REQUEST
Without the pictures, set down every line of the data exactly.

EXCERPTED RECORDS
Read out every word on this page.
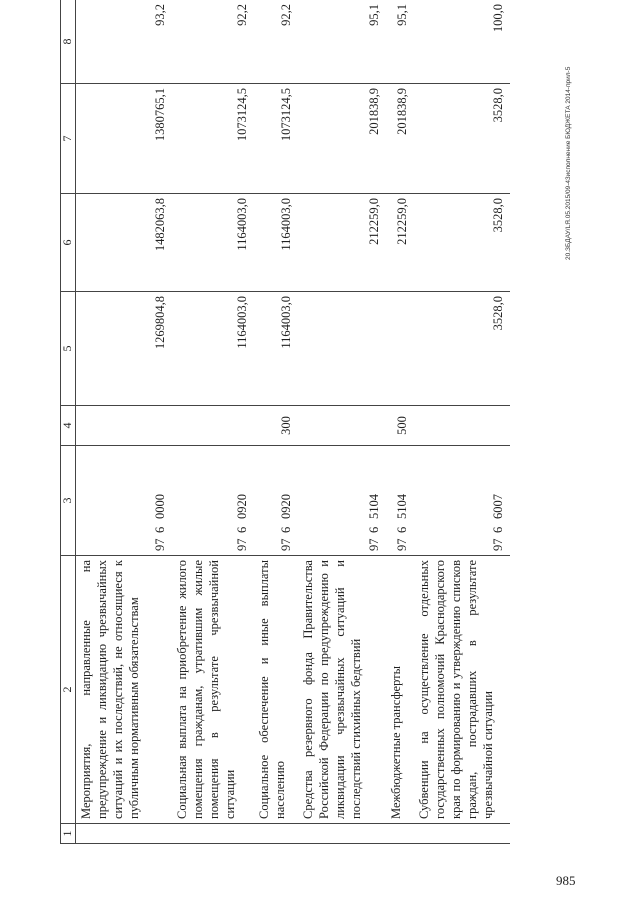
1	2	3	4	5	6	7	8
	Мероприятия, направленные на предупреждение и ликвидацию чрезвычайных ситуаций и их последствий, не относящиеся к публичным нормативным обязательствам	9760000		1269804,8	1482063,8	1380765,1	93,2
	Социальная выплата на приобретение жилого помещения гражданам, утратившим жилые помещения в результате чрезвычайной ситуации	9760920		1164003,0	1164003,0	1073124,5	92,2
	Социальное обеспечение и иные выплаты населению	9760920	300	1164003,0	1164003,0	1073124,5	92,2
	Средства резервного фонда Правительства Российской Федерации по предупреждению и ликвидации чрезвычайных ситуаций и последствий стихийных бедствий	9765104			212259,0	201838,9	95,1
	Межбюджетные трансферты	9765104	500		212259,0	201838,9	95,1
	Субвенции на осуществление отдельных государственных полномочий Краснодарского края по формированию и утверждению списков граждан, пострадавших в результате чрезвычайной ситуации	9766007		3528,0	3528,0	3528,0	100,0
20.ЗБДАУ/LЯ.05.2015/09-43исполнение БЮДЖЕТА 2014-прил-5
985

EXPECTED OUTPUT
Read out every word on this page.
1	2	3	4	5	6	7	8
	Мероприятия, направленные на предупреждение и ликвидацию чрезвычайных ситуаций и их последствий, не относящиеся к публичным нормативным обязательствам	9760000		1269804,8	1482063,8	1380765,1	93,2
	Социальная выплата на приобретение жилого помещения гражданам, утратившим жилые помещения в результате чрезвычайной ситуации	9760920		1164003,0	1164003,0	1073124,5	92,2
	Социальное обеспечение и иные выплаты населению	9760920	300	1164003,0	1164003,0	1073124,5	92,2
	Средства резервного фонда Правительства Российской Федерации по предупреждению и ликвидации чрезвычайных ситуаций и последствий стихийных бедствий	9765104			212259,0	201838,9	95,1
	Межбюджетные трансферты	9765104	500		212259,0	201838,9	95,1
	Субвенции на осуществление отдельных государственных полномочий Краснодарского края по формированию и утверждению списков граждан, пострадавших в результате чрезвычайной ситуации	9766007		3528,0	3528,0	3528,0	100,0
20.ЗБДАУ/LЯ.05.2015/09-43исполнение БЮДЖЕТА 2014-прил-5
985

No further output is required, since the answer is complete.